WRITTEN PROBLEM.
Reproduce each record exactly.

Data records:
◆ ◆ ◆ ◆ ◆ ◆ ◆

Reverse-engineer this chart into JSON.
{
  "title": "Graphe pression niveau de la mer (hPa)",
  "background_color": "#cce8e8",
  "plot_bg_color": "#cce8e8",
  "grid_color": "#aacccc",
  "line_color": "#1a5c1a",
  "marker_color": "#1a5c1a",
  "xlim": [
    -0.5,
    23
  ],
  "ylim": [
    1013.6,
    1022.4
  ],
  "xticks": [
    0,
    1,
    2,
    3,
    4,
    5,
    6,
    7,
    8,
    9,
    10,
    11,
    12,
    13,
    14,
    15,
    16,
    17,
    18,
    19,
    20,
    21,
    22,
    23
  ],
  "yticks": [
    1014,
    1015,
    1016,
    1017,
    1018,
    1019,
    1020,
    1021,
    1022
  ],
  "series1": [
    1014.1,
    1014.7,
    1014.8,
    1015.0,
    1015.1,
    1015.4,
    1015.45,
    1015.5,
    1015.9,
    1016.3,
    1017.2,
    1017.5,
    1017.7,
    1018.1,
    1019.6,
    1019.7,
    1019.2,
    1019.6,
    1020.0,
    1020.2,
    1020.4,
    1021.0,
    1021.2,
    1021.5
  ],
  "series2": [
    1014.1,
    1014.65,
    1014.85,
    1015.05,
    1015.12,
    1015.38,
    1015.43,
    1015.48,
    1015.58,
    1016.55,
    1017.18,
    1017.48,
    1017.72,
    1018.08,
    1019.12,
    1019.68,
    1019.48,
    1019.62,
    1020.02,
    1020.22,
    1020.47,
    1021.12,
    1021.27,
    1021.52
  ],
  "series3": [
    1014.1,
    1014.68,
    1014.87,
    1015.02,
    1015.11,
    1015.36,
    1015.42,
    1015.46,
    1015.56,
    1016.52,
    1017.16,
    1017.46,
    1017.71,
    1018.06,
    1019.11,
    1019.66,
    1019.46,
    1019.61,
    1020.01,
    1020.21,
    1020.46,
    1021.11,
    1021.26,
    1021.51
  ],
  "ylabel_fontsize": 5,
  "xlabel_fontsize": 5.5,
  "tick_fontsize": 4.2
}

◆ ◆ ◆ ◆ ◆ ◆ ◆

RIGHT ANSWER.
Reverse-engineer this chart into JSON.
{
  "title": "Graphe pression niveau de la mer (hPa)",
  "background_color": "#cce8e8",
  "plot_bg_color": "#cce8e8",
  "grid_color": "#aacccc",
  "line_color": "#1a5c1a",
  "marker_color": "#1a5c1a",
  "xlim": [
    -0.5,
    23
  ],
  "ylim": [
    1013.6,
    1022.4
  ],
  "xticks": [
    0,
    1,
    2,
    3,
    4,
    5,
    6,
    7,
    8,
    9,
    10,
    11,
    12,
    13,
    14,
    15,
    16,
    17,
    18,
    19,
    20,
    21,
    22,
    23
  ],
  "yticks": [
    1014,
    1015,
    1016,
    1017,
    1018,
    1019,
    1020,
    1021,
    1022
  ],
  "series1": [
    1014.1,
    1014.7,
    1014.8,
    1015.0,
    1015.1,
    1015.4,
    1015.45,
    1015.5,
    1015.9,
    1016.3,
    1017.2,
    1017.5,
    1017.7,
    1018.1,
    1019.6,
    1019.7,
    1019.2,
    1019.6,
    1020.0,
    1020.2,
    1020.4,
    1021.0,
    1021.2,
    1021.5
  ],
  "series2": [
    1014.1,
    1014.65,
    1014.85,
    1015.05,
    1015.12,
    1015.38,
    1015.43,
    1015.48,
    1015.58,
    1016.55,
    1017.18,
    1017.48,
    1017.72,
    1018.08,
    1019.12,
    1019.68,
    1019.48,
    1019.62,
    1020.02,
    1020.22,
    1020.47,
    1021.12,
    1021.27,
    1021.52
  ],
  "series3": [
    1014.1,
    1014.68,
    1014.87,
    1015.02,
    1015.11,
    1015.36,
    1015.42,
    1015.46,
    1015.56,
    1016.52,
    1017.16,
    1017.46,
    1017.71,
    1018.06,
    1019.11,
    1019.66,
    1019.46,
    1019.61,
    1020.01,
    1020.21,
    1020.46,
    1021.11,
    1021.26,
    1021.51
  ],
  "ylabel_fontsize": 5,
  "xlabel_fontsize": 5.5,
  "tick_fontsize": 4.2
}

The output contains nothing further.